> ITEMS:
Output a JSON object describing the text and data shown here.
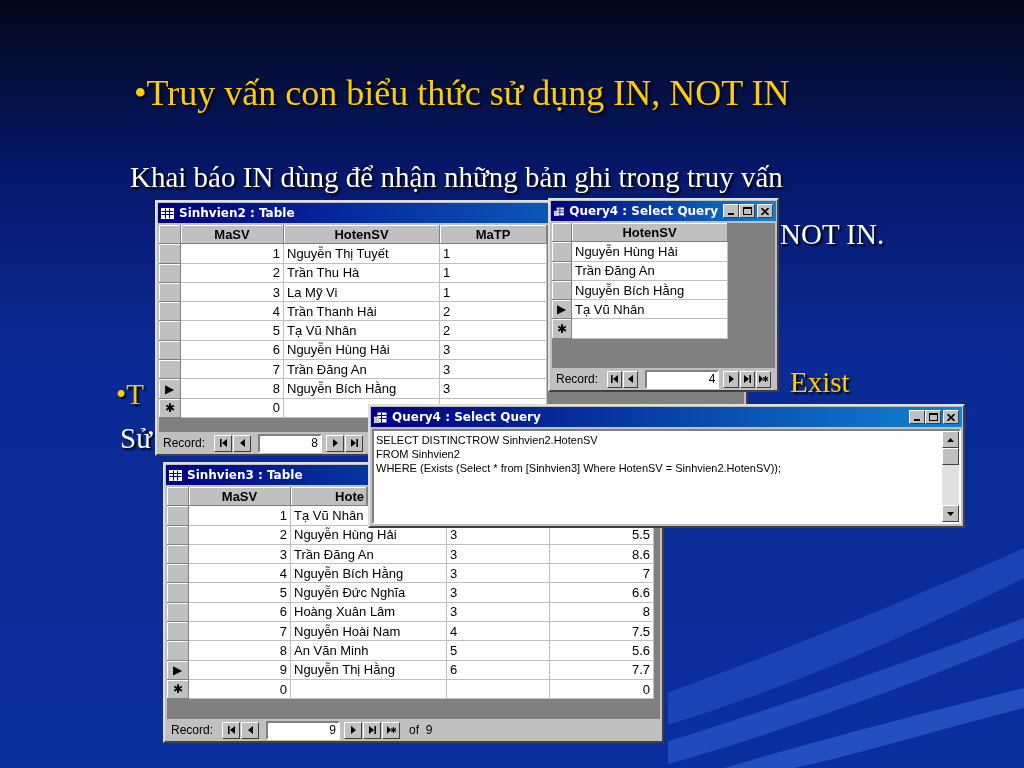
{
  "slide": {
    "title": "•Truy vấn con biểu thức sử dụng IN, NOT IN",
    "texts": [
      {
        "text": "Khai báo IN dùng để nhận những bản ghi trong truy vấn",
        "kind": "body"
      },
      {
        "text": "NOT IN.",
        "kind": "body"
      },
      {
        "text": "•T",
        "kind": "bullet"
      },
      {
        "text": "Exist",
        "kind": "bullet"
      },
      {
        "text": "Sử",
        "kind": "body"
      }
    ]
  },
  "table_window_1": {
    "title": "Sinhvien2 : Table",
    "columns": [
      "MaSV",
      "HotenSV",
      "MaTP"
    ],
    "rows": [
      {
        "marker": null,
        "cells": [
          "1",
          "Nguyễn Thị Tuyết",
          "1"
        ]
      },
      {
        "marker": null,
        "cells": [
          "2",
          "Trần Thu Hà",
          "1"
        ]
      },
      {
        "marker": null,
        "cells": [
          "3",
          "La Mỹ Vi",
          "1"
        ]
      },
      {
        "marker": null,
        "cells": [
          "4",
          "Trần Thanh Hải",
          "2"
        ]
      },
      {
        "marker": null,
        "cells": [
          "5",
          "Tạ Vũ Nhân",
          "2"
        ]
      },
      {
        "marker": null,
        "cells": [
          "6",
          "Nguyễn Hùng Hải",
          "3"
        ]
      },
      {
        "marker": null,
        "cells": [
          "7",
          "Trần Đăng An",
          "3"
        ]
      },
      {
        "marker": "▶",
        "cells": [
          "8",
          "Nguyễn Bích Hằng",
          "3"
        ]
      },
      {
        "marker": "✱",
        "cells": [
          "0",
          null,
          null
        ]
      }
    ],
    "record_label": "Record:",
    "record_value": "8"
  },
  "query_window_1": {
    "title": "Query4 : Select Query",
    "columns": [
      "HotenSV"
    ],
    "rows": [
      {
        "marker": null,
        "cells": [
          "Nguyễn Hùng Hải"
        ]
      },
      {
        "marker": null,
        "cells": [
          "Trần Đăng An"
        ]
      },
      {
        "marker": null,
        "cells": [
          "Nguyễn Bích Hằng"
        ]
      },
      {
        "marker": "▶",
        "cells": [
          "Tạ Vũ Nhân"
        ]
      },
      {
        "marker": "✱",
        "cells": [
          null
        ]
      }
    ],
    "record_label": "Record:",
    "record_value": "4"
  },
  "table_window_2": {
    "title": "Sinhvien3 : Table",
    "columns": [
      "MaSV",
      "Hote",
      null,
      null
    ],
    "rows": [
      {
        "marker": null,
        "cells": [
          "1",
          "Tạ Vũ Nhân",
          null,
          null
        ]
      },
      {
        "marker": null,
        "cells": [
          "2",
          "Nguyễn Hùng Hải",
          "3",
          "5.5"
        ]
      },
      {
        "marker": null,
        "cells": [
          "3",
          "Trần Đăng An",
          "3",
          "8.6"
        ]
      },
      {
        "marker": null,
        "cells": [
          "4",
          "Nguyễn Bích Hằng",
          "3",
          "7"
        ]
      },
      {
        "marker": null,
        "cells": [
          "5",
          "Nguyễn Đức Nghĩa",
          "3",
          "6.6"
        ]
      },
      {
        "marker": null,
        "cells": [
          "6",
          "Hoàng Xuân Lâm",
          "3",
          "8"
        ]
      },
      {
        "marker": null,
        "cells": [
          "7",
          "Nguyễn Hoài Nam",
          "4",
          "7.5"
        ]
      },
      {
        "marker": null,
        "cells": [
          "8",
          "An Văn Minh",
          "5",
          "5.6"
        ]
      },
      {
        "marker": "▶",
        "cells": [
          "9",
          "Nguyễn Thị Hằng",
          "6",
          "7.7"
        ]
      },
      {
        "marker": "✱",
        "cells": [
          "0",
          null,
          null,
          "0"
        ]
      }
    ],
    "record_label": "Record:",
    "record_value": "9",
    "record_count": "of  9"
  },
  "query_window_2": {
    "title": "Query4 : Select Query",
    "sql_lines": [
      "SELECT DISTINCTROW Sinhvien2.HotenSV",
      "FROM Sinhvien2",
      "WHERE (Exists (Select * from [Sinhvien3] Where HotenSV = Sinhvien2.HotenSV));"
    ]
  }
}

> REQUEST:
Except for the pictures, print the data above exactly.

> EXERCISE RESPONSE:
Output a JSON object describing the text and data shown here.
{
  "slide": {
    "title": "•Truy vấn con biểu thức sử dụng IN, NOT IN",
    "texts": [
      {
        "text": "Khai báo IN dùng để nhận những bản ghi trong truy vấn",
        "kind": "body"
      },
      {
        "text": "NOT IN.",
        "kind": "body"
      },
      {
        "text": "•T",
        "kind": "bullet"
      },
      {
        "text": "Exist",
        "kind": "bullet"
      },
      {
        "text": "Sử",
        "kind": "body"
      }
    ]
  },
  "table_window_1": {
    "title": "Sinhvien2 : Table",
    "columns": [
      "MaSV",
      "HotenSV",
      "MaTP"
    ],
    "rows": [
      {
        "marker": null,
        "cells": [
          "1",
          "Nguyễn Thị Tuyết",
          "1"
        ]
      },
      {
        "marker": null,
        "cells": [
          "2",
          "Trần Thu Hà",
          "1"
        ]
      },
      {
        "marker": null,
        "cells": [
          "3",
          "La Mỹ Vi",
          "1"
        ]
      },
      {
        "marker": null,
        "cells": [
          "4",
          "Trần Thanh Hải",
          "2"
        ]
      },
      {
        "marker": null,
        "cells": [
          "5",
          "Tạ Vũ Nhân",
          "2"
        ]
      },
      {
        "marker": null,
        "cells": [
          "6",
          "Nguyễn Hùng Hải",
          "3"
        ]
      },
      {
        "marker": null,
        "cells": [
          "7",
          "Trần Đăng An",
          "3"
        ]
      },
      {
        "marker": "▶",
        "cells": [
          "8",
          "Nguyễn Bích Hằng",
          "3"
        ]
      },
      {
        "marker": "✱",
        "cells": [
          "0",
          null,
          null
        ]
      }
    ],
    "record_label": "Record:",
    "record_value": "8"
  },
  "query_window_1": {
    "title": "Query4 : Select Query",
    "columns": [
      "HotenSV"
    ],
    "rows": [
      {
        "marker": null,
        "cells": [
          "Nguyễn Hùng Hải"
        ]
      },
      {
        "marker": null,
        "cells": [
          "Trần Đăng An"
        ]
      },
      {
        "marker": null,
        "cells": [
          "Nguyễn Bích Hằng"
        ]
      },
      {
        "marker": "▶",
        "cells": [
          "Tạ Vũ Nhân"
        ]
      },
      {
        "marker": "✱",
        "cells": [
          null
        ]
      }
    ],
    "record_label": "Record:",
    "record_value": "4"
  },
  "table_window_2": {
    "title": "Sinhvien3 : Table",
    "columns": [
      "MaSV",
      "Hote",
      null,
      null
    ],
    "rows": [
      {
        "marker": null,
        "cells": [
          "1",
          "Tạ Vũ Nhân",
          null,
          null
        ]
      },
      {
        "marker": null,
        "cells": [
          "2",
          "Nguyễn Hùng Hải",
          "3",
          "5.5"
        ]
      },
      {
        "marker": null,
        "cells": [
          "3",
          "Trần Đăng An",
          "3",
          "8.6"
        ]
      },
      {
        "marker": null,
        "cells": [
          "4",
          "Nguyễn Bích Hằng",
          "3",
          "7"
        ]
      },
      {
        "marker": null,
        "cells": [
          "5",
          "Nguyễn Đức Nghĩa",
          "3",
          "6.6"
        ]
      },
      {
        "marker": null,
        "cells": [
          "6",
          "Hoàng Xuân Lâm",
          "3",
          "8"
        ]
      },
      {
        "marker": null,
        "cells": [
          "7",
          "Nguyễn Hoài Nam",
          "4",
          "7.5"
        ]
      },
      {
        "marker": null,
        "cells": [
          "8",
          "An Văn Minh",
          "5",
          "5.6"
        ]
      },
      {
        "marker": "▶",
        "cells": [
          "9",
          "Nguyễn Thị Hằng",
          "6",
          "7.7"
        ]
      },
      {
        "marker": "✱",
        "cells": [
          "0",
          null,
          null,
          "0"
        ]
      }
    ],
    "record_label": "Record:",
    "record_value": "9",
    "record_count": "of  9"
  },
  "query_window_2": {
    "title": "Query4 : Select Query",
    "sql_lines": [
      "SELECT DISTINCTROW Sinhvien2.HotenSV",
      "FROM Sinhvien2",
      "WHERE (Exists (Select * from [Sinhvien3] Where HotenSV = Sinhvien2.HotenSV));"
    ]
  }
}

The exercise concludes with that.